** START OF DATA SUPPLIED **

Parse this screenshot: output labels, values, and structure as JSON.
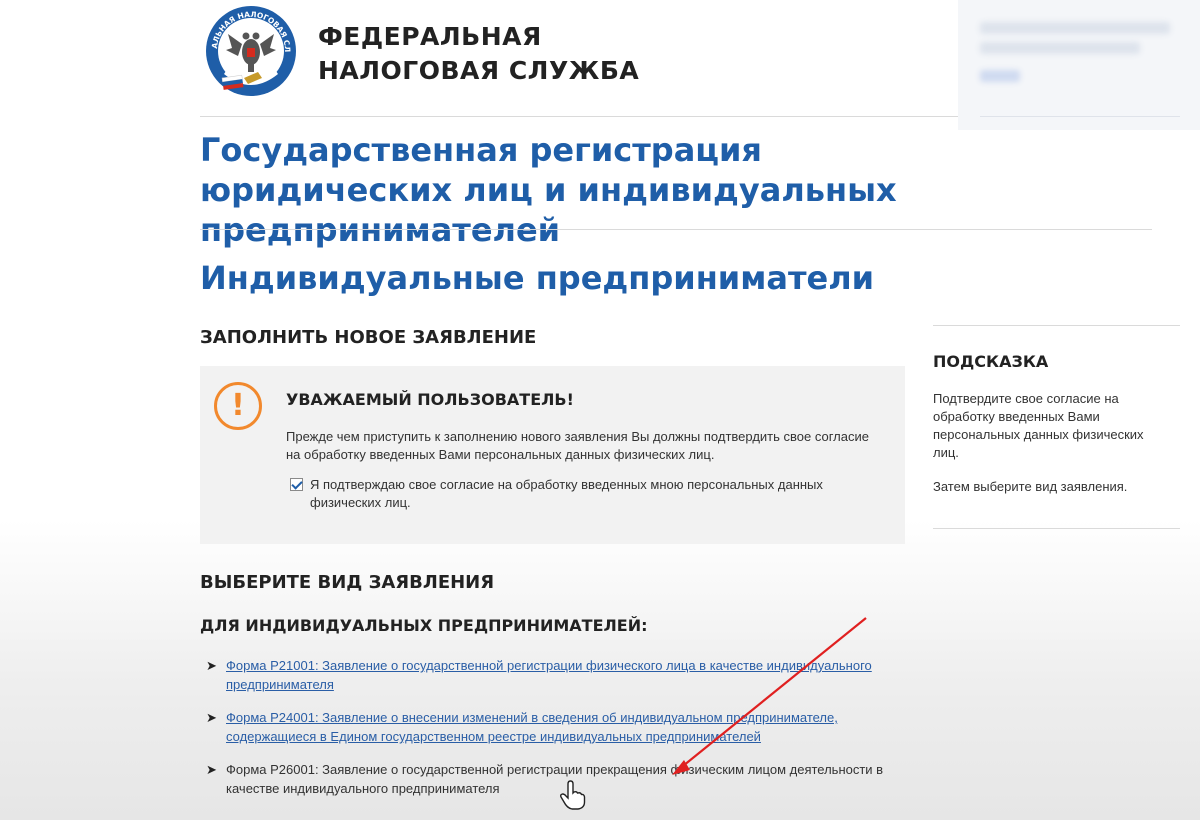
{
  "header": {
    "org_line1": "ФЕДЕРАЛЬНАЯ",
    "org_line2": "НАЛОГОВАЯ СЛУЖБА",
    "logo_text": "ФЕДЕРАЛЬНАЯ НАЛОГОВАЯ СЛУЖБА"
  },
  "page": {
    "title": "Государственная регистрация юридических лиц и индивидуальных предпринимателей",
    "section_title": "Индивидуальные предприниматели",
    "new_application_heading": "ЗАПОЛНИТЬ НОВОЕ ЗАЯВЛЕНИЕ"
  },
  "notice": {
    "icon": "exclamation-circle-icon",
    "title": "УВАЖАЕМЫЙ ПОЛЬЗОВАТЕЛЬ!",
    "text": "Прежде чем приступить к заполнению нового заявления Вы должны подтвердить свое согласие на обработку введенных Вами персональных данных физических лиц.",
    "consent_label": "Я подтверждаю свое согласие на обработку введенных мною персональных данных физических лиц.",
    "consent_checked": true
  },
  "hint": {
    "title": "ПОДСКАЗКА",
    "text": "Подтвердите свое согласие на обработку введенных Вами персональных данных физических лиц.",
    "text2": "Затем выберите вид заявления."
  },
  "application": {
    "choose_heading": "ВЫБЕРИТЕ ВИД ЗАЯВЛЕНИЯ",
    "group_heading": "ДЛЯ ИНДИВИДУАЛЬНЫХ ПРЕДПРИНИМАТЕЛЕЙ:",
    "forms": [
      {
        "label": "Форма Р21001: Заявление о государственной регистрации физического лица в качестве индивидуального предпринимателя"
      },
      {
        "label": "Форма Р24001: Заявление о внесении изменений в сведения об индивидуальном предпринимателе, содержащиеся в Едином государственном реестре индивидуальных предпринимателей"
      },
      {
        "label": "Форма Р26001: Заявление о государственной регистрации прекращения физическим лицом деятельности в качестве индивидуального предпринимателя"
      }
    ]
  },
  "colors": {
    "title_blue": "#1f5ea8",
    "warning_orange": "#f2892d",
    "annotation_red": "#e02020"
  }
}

** END OF DATA SUPPLIED **

### DIRECTIONS FOR THIS TASK
Without including any picture, retype the entries exactly.

### THE ANSWER
Parse this screenshot: output labels, values, and structure as JSON.
{
  "header": {
    "org_line1": "ФЕДЕРАЛЬНАЯ",
    "org_line2": "НАЛОГОВАЯ СЛУЖБА",
    "logo_text": "ФЕДЕРАЛЬНАЯ НАЛОГОВАЯ СЛУЖБА"
  },
  "page": {
    "title": "Государственная регистрация юридических лиц и индивидуальных предпринимателей",
    "section_title": "Индивидуальные предприниматели",
    "new_application_heading": "ЗАПОЛНИТЬ НОВОЕ ЗАЯВЛЕНИЕ"
  },
  "notice": {
    "icon": "exclamation-circle-icon",
    "title": "УВАЖАЕМЫЙ ПОЛЬЗОВАТЕЛЬ!",
    "text": "Прежде чем приступить к заполнению нового заявления Вы должны подтвердить свое согласие на обработку введенных Вами персональных данных физических лиц.",
    "consent_label": "Я подтверждаю свое согласие на обработку введенных мною персональных данных физических лиц.",
    "consent_checked": true
  },
  "hint": {
    "title": "ПОДСКАЗКА",
    "text": "Подтвердите свое согласие на обработку введенных Вами персональных данных физических лиц.",
    "text2": "Затем выберите вид заявления."
  },
  "application": {
    "choose_heading": "ВЫБЕРИТЕ ВИД ЗАЯВЛЕНИЯ",
    "group_heading": "ДЛЯ ИНДИВИДУАЛЬНЫХ ПРЕДПРИНИМАТЕЛЕЙ:",
    "forms": [
      {
        "label": "Форма Р21001: Заявление о государственной регистрации физического лица в качестве индивидуального предпринимателя"
      },
      {
        "label": "Форма Р24001: Заявление о внесении изменений в сведения об индивидуальном предпринимателе, содержащиеся в Едином государственном реестре индивидуальных предпринимателей"
      },
      {
        "label": "Форма Р26001: Заявление о государственной регистрации прекращения физическим лицом деятельности в качестве индивидуального предпринимателя"
      }
    ]
  },
  "colors": {
    "title_blue": "#1f5ea8",
    "warning_orange": "#f2892d",
    "annotation_red": "#e02020"
  }
}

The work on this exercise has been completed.